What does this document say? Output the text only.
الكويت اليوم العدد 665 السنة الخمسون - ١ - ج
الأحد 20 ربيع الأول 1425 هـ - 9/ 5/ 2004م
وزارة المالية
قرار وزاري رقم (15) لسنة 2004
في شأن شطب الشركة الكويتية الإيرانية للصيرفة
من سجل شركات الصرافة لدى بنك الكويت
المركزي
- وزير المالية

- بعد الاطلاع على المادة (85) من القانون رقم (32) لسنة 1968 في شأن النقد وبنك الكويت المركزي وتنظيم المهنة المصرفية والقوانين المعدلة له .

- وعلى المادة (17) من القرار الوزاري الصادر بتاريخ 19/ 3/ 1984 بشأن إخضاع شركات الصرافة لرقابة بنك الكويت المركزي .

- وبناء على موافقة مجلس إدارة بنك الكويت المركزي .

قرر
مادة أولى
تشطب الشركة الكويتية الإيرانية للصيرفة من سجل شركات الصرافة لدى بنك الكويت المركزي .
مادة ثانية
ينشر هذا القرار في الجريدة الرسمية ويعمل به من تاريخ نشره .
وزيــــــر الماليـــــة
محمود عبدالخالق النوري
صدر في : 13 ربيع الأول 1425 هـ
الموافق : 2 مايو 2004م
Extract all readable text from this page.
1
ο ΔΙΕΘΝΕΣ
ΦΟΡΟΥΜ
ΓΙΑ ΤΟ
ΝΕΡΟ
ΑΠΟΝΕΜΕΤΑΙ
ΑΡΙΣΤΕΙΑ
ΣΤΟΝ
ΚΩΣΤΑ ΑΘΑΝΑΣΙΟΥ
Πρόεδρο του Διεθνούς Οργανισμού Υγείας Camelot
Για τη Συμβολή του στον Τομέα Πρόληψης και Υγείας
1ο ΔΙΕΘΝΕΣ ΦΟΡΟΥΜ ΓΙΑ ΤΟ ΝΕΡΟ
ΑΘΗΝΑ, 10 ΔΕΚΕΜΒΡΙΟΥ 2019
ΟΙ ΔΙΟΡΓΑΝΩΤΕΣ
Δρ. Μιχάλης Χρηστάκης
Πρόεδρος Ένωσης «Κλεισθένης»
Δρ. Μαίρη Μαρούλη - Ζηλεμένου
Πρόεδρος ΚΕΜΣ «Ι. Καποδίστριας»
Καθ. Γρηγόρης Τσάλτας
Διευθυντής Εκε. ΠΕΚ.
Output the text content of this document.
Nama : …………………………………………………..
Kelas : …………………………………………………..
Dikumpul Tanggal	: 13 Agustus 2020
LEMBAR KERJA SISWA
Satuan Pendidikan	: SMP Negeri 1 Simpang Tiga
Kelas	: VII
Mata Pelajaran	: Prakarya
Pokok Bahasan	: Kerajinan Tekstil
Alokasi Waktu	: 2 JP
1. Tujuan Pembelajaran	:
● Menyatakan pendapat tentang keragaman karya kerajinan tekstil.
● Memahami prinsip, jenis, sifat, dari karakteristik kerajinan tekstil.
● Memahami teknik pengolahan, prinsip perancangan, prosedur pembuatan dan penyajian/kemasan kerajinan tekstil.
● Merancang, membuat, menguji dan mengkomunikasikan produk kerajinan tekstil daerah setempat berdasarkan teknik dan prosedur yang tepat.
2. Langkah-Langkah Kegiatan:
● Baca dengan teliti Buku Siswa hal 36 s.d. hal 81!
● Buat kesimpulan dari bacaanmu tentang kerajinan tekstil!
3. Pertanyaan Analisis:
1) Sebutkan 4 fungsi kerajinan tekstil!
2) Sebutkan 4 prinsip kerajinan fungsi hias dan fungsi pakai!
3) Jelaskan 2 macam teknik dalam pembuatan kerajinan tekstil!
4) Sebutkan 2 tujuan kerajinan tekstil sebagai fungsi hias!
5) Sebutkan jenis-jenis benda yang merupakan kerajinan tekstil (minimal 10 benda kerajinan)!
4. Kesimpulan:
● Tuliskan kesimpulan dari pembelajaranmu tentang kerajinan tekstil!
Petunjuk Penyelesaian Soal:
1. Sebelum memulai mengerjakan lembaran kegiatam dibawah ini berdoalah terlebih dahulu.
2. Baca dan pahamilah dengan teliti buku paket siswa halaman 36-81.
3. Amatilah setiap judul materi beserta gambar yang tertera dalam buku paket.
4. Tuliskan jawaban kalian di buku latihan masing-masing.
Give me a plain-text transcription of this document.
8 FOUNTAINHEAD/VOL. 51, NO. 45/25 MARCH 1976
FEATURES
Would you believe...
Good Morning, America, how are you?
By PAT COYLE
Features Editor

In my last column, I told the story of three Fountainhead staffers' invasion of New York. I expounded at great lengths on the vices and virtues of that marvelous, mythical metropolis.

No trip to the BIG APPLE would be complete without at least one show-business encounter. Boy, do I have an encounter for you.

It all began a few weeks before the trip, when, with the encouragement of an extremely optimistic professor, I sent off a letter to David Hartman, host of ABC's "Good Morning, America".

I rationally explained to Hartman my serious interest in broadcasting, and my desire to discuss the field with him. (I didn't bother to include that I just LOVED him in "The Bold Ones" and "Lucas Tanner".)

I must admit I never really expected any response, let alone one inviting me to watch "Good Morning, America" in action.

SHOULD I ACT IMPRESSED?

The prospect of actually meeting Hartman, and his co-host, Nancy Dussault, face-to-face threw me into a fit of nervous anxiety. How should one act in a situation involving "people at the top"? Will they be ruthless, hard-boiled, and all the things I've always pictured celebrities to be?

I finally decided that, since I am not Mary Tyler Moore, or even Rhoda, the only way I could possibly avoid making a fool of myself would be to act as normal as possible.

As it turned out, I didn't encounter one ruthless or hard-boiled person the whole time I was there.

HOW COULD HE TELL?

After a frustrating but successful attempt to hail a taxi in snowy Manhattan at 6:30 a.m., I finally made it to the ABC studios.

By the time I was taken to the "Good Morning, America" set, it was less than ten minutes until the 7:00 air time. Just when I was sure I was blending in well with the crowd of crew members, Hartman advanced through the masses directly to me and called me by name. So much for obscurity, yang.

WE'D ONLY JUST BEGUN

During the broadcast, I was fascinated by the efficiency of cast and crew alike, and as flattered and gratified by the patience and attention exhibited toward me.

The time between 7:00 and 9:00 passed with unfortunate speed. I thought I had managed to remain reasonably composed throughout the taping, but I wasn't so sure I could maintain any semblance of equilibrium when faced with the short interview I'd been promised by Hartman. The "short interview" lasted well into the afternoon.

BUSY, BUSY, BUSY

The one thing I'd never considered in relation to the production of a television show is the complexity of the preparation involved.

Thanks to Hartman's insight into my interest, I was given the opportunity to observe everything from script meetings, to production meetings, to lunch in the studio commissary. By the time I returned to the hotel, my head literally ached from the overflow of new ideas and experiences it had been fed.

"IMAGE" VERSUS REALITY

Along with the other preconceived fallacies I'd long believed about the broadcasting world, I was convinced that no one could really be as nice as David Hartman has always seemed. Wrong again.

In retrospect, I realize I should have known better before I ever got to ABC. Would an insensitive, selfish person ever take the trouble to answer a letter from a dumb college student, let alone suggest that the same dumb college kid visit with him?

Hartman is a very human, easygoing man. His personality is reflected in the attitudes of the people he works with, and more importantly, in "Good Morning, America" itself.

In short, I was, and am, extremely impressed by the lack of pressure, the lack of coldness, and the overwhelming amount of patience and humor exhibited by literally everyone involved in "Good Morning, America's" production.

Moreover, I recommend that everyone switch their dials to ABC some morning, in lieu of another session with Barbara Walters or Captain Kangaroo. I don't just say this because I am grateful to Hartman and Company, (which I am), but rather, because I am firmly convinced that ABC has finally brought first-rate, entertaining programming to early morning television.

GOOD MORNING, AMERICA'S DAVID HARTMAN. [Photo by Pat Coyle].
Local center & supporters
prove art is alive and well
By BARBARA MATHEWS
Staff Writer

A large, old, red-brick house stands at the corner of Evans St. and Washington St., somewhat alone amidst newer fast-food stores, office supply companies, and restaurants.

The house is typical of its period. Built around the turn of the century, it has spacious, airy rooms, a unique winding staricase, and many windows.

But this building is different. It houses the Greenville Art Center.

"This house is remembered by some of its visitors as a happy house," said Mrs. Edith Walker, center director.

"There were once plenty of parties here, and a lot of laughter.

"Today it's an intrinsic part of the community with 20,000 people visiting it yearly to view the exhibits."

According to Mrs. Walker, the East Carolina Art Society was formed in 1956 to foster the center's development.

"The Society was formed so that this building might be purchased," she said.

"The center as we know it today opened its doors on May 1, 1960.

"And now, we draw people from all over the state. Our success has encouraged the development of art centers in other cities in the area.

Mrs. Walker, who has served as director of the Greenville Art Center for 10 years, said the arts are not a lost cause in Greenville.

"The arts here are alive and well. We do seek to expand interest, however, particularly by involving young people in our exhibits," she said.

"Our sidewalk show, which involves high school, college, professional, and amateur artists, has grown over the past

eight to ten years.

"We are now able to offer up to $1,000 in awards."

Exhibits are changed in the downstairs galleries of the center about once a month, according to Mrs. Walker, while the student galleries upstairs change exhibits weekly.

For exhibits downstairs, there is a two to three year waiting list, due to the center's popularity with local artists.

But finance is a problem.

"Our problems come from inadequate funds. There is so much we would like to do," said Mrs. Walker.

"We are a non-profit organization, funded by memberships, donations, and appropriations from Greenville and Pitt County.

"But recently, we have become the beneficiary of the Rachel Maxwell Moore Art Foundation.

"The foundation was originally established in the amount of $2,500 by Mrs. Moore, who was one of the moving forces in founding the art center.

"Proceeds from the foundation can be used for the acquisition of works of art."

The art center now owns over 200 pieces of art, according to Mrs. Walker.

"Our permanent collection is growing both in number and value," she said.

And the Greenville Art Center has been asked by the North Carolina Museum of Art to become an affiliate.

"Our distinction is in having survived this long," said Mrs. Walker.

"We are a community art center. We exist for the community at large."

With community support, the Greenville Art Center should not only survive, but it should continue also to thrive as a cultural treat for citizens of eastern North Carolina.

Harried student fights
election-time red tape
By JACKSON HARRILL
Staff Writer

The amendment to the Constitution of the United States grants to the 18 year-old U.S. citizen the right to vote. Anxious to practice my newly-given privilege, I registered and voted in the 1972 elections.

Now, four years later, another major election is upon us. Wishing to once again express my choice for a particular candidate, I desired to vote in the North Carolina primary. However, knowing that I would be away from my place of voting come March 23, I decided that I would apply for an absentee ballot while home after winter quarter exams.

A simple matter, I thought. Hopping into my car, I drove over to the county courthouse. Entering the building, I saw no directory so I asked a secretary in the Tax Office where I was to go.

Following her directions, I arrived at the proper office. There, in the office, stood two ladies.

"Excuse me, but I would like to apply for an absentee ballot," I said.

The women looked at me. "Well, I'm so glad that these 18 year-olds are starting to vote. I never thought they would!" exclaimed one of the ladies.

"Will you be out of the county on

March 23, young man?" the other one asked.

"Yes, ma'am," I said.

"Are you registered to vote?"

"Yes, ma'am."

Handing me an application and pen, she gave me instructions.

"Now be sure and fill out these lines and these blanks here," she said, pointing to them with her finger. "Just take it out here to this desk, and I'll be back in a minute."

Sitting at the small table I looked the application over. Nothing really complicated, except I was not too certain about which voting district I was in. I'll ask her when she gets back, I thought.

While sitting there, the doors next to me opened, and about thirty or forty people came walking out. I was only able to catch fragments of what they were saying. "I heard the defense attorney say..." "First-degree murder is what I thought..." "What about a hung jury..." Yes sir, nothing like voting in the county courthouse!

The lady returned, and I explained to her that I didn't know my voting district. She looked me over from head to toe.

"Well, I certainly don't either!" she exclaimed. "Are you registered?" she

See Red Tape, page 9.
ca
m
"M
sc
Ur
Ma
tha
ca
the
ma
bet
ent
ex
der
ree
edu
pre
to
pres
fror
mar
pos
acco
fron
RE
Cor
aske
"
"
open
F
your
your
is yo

[WHAT THE TASK ASKS] Gather from the entries above all lines that include the string "application".

[TASK OUTPUT]
Handing me an application and pen, she gave me instructions.
Sitting at the small table I looked the application over. Nothing really complicated, except I was not too certain about which voting district I was in. I'll ask her when she gets back, I thought.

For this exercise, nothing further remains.